Extracted material:
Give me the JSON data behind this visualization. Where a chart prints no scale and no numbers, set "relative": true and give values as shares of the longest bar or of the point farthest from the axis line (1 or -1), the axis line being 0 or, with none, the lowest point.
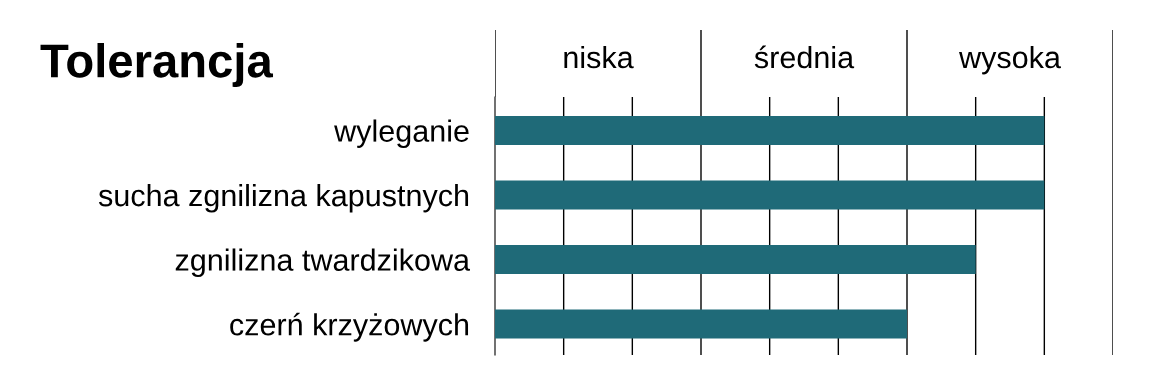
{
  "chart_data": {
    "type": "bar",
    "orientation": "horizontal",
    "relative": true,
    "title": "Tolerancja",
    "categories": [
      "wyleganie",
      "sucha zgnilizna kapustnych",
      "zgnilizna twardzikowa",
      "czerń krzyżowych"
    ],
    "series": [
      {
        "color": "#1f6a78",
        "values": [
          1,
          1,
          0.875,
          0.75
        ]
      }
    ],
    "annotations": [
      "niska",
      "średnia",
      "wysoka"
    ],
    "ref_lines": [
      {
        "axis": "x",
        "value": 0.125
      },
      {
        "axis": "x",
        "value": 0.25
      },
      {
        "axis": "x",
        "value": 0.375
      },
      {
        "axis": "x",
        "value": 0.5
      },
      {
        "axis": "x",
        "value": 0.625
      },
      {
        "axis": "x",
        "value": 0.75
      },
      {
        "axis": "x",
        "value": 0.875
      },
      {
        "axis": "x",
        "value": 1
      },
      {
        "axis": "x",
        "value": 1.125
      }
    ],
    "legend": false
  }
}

Description of the task:
Except for the pictures, print the data above exactly.

The completed task:
Give me the JSON data behind this visualization. Where a chart prints no scale and no numbers, set "relative": true and give values as shares of the longest bar or of the point farthest from the axis line (1 or -1), the axis line being 0 or, with none, the lowest point.
{
  "chart_data": {
    "type": "bar",
    "orientation": "horizontal",
    "relative": true,
    "title": "Tolerancja",
    "categories": [
      "wyleganie",
      "sucha zgnilizna kapustnych",
      "zgnilizna twardzikowa",
      "czerń krzyżowych"
    ],
    "series": [
      {
        "color": "#1f6a78",
        "values": [
          1,
          1,
          0.875,
          0.75
        ]
      }
    ],
    "annotations": [
      "niska",
      "średnia",
      "wysoka"
    ],
    "ref_lines": [
      {
        "axis": "x",
        "value": 0.125
      },
      {
        "axis": "x",
        "value": 0.25
      },
      {
        "axis": "x",
        "value": 0.375
      },
      {
        "axis": "x",
        "value": 0.5
      },
      {
        "axis": "x",
        "value": 0.625
      },
      {
        "axis": "x",
        "value": 0.75
      },
      {
        "axis": "x",
        "value": 0.875
      },
      {
        "axis": "x",
        "value": 1
      },
      {
        "axis": "x",
        "value": 1.125
      }
    ],
    "legend": false
  }
}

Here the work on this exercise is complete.